Problem details: Every line of the listing must be reproduced as it stands. Leave the images behind.

## Start Extracted data

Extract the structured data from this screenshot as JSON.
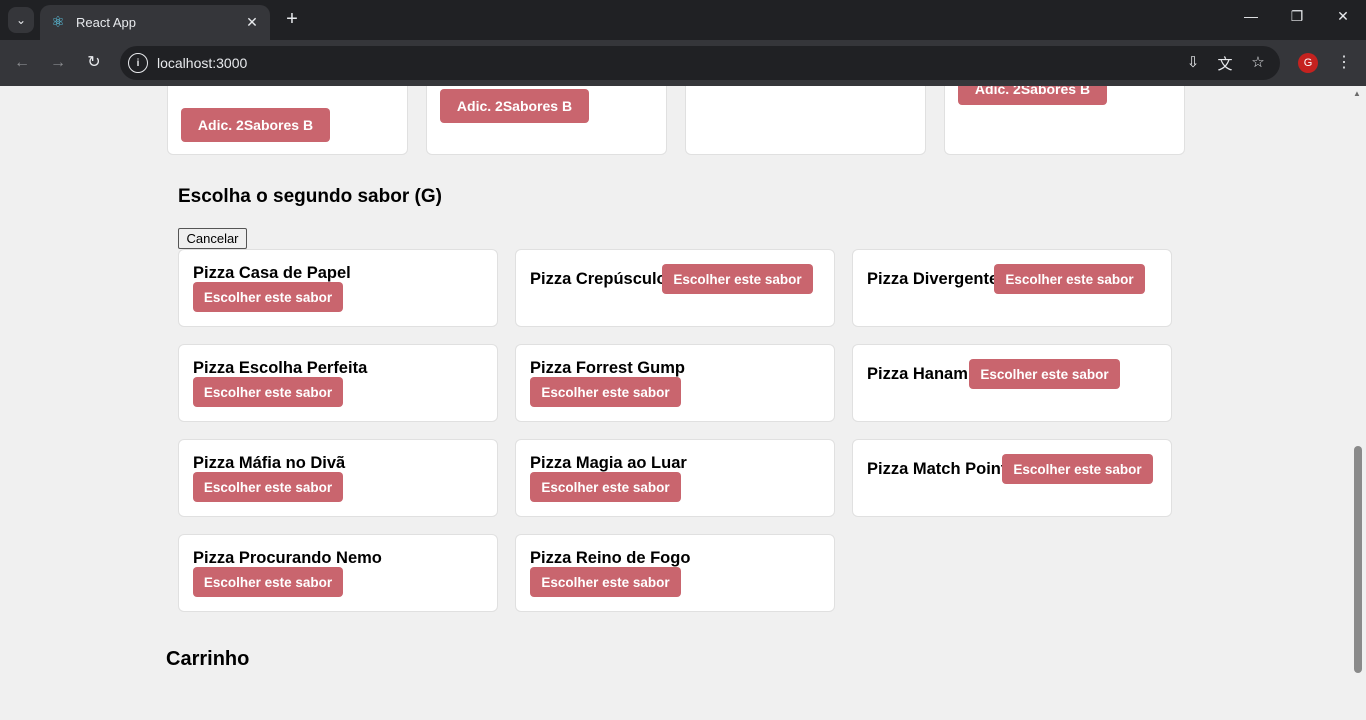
{
  "browser": {
    "tab_title": "React App",
    "url": "localhost:3000",
    "profile_initial": "G"
  },
  "top_cards": {
    "button_label": "Adic. 2Sabores B"
  },
  "flavor_section": {
    "title": "Escolha o segundo sabor (G)",
    "cancel_label": "Cancelar",
    "choose_label": "Escolher este sabor",
    "flavors": [
      "Pizza Casa de Papel",
      "Pizza Crepúsculo",
      "Pizza Divergente",
      "Pizza Escolha Perfeita",
      "Pizza Forrest Gump",
      "Pizza Hanami",
      "Pizza Máfia no Divã",
      "Pizza Magia ao Luar",
      "Pizza Match Point",
      "Pizza Procurando Nemo",
      "Pizza Reino de Fogo"
    ]
  },
  "cart": {
    "title": "Carrinho"
  },
  "colors": {
    "accent_button": "#c9656e",
    "page_background": "#f0f0f0"
  }
}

## End Extracted data

Response to this exercise:
Extract the structured data from this screenshot as JSON.
{
  "browser": {
    "tab_title": "React App",
    "url": "localhost:3000",
    "profile_initial": "G"
  },
  "top_cards": {
    "button_label": "Adic. 2Sabores B"
  },
  "flavor_section": {
    "title": "Escolha o segundo sabor (G)",
    "cancel_label": "Cancelar",
    "choose_label": "Escolher este sabor",
    "flavors": [
      "Pizza Casa de Papel",
      "Pizza Crepúsculo",
      "Pizza Divergente",
      "Pizza Escolha Perfeita",
      "Pizza Forrest Gump",
      "Pizza Hanami",
      "Pizza Máfia no Divã",
      "Pizza Magia ao Luar",
      "Pizza Match Point",
      "Pizza Procurando Nemo",
      "Pizza Reino de Fogo"
    ]
  },
  "cart": {
    "title": "Carrinho"
  },
  "colors": {
    "accent_button": "#c9656e",
    "page_background": "#f0f0f0"
  }
}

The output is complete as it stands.